• _Exercise_
For each line below that contains the string "public", copy that line.

[start Record set]

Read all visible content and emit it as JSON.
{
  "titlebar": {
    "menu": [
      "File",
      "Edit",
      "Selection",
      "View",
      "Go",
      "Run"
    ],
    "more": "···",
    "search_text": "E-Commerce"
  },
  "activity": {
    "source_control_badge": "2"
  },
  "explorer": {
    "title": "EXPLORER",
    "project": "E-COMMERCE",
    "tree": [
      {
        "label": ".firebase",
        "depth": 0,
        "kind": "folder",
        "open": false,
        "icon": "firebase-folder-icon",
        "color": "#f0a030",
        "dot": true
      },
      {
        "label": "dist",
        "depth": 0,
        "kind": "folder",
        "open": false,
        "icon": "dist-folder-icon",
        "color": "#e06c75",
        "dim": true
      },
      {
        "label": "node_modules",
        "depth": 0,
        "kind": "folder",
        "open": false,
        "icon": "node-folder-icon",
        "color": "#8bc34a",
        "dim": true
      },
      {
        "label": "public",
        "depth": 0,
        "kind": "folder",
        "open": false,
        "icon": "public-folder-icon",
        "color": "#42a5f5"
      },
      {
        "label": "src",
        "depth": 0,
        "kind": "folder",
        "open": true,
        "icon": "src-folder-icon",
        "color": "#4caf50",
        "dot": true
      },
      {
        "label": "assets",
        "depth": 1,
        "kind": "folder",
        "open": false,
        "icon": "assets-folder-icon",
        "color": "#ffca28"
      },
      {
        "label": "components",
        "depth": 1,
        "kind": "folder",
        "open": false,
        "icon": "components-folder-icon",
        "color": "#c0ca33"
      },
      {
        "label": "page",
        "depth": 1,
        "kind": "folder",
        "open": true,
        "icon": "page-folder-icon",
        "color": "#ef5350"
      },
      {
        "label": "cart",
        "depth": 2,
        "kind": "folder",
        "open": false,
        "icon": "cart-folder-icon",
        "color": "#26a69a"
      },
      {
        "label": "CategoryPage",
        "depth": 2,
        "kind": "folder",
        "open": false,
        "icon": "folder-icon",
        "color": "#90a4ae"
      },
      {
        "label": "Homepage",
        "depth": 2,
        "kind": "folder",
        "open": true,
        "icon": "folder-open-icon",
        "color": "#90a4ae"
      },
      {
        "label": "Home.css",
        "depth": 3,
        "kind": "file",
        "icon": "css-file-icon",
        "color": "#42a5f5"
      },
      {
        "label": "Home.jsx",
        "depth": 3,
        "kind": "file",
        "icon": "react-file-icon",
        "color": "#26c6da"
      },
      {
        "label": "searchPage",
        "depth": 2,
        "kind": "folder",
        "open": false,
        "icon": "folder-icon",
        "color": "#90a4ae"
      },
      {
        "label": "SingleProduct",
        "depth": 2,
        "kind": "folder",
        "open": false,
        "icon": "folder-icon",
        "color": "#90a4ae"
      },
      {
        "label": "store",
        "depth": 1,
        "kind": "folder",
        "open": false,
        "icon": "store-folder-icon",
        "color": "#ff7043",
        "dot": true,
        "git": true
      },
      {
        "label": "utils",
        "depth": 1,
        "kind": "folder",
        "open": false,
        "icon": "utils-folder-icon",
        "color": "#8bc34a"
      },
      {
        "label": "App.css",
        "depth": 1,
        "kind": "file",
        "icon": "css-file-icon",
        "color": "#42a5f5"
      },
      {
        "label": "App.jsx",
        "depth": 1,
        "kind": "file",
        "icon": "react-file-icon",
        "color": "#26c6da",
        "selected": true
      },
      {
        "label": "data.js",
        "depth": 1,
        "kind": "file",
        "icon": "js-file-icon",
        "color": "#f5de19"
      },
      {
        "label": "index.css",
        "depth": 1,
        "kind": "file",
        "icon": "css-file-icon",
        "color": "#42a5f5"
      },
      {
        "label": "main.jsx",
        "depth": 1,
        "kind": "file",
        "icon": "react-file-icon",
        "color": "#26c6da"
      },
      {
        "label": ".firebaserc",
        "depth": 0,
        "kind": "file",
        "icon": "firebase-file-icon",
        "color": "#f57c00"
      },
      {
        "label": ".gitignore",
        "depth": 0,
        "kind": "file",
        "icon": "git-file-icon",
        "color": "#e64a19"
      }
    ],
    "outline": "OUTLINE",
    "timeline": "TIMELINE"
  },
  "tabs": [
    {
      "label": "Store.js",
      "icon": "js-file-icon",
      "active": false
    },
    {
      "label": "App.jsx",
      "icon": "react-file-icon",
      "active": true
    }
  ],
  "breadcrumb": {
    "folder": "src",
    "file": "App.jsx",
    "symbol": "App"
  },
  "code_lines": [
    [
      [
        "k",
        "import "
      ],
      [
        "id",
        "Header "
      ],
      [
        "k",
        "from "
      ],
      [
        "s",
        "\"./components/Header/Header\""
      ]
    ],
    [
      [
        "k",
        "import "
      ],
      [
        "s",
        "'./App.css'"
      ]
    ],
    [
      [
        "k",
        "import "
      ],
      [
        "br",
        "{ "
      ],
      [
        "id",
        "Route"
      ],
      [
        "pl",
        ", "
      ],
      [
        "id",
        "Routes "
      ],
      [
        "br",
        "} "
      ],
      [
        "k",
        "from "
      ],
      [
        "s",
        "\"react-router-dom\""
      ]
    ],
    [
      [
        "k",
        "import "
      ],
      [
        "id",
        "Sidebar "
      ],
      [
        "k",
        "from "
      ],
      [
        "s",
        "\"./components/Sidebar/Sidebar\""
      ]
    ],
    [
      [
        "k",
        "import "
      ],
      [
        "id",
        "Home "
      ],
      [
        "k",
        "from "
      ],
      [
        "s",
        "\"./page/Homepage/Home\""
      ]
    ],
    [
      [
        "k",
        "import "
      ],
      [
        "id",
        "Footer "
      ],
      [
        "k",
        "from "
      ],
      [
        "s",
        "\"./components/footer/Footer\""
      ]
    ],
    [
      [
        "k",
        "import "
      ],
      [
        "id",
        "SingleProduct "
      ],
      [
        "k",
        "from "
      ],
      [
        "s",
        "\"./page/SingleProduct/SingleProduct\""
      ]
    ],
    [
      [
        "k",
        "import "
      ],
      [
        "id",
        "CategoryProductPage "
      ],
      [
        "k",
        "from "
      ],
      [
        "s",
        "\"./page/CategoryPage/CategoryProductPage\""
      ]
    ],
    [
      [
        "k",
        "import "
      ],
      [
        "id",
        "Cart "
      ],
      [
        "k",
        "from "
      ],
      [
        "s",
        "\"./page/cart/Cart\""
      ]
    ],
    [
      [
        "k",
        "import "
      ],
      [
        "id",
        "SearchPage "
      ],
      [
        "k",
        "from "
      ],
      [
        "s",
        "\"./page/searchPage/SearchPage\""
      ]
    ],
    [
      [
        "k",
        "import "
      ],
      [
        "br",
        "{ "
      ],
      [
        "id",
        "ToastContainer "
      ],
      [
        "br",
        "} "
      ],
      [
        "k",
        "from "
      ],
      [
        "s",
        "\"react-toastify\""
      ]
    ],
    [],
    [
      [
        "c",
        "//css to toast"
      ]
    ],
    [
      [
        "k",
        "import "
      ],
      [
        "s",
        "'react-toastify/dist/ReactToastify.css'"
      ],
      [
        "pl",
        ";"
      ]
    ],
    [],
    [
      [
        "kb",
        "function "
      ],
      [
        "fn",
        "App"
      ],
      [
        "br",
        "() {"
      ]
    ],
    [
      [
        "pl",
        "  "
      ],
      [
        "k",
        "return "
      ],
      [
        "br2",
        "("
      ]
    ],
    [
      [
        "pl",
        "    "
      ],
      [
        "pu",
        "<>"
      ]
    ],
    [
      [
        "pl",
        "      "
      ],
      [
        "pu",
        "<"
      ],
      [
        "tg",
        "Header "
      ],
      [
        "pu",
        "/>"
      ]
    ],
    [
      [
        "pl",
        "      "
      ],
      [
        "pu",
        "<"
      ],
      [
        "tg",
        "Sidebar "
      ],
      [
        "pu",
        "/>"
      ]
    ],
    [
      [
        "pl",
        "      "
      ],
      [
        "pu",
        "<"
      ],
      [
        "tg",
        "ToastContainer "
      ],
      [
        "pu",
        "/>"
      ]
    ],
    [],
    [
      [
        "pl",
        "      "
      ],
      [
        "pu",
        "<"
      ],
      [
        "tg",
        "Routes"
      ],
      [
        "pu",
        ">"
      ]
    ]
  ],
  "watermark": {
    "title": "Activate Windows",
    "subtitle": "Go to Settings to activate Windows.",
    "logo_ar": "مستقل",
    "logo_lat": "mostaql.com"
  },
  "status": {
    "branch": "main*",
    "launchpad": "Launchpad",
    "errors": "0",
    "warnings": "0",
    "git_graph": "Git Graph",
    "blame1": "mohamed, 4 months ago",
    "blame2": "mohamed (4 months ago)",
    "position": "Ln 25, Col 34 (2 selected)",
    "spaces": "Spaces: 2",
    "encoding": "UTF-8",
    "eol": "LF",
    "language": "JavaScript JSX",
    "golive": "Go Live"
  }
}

[end Record set]

• _Written answer_
        "label": "public",
        "icon": "public-folder-icon",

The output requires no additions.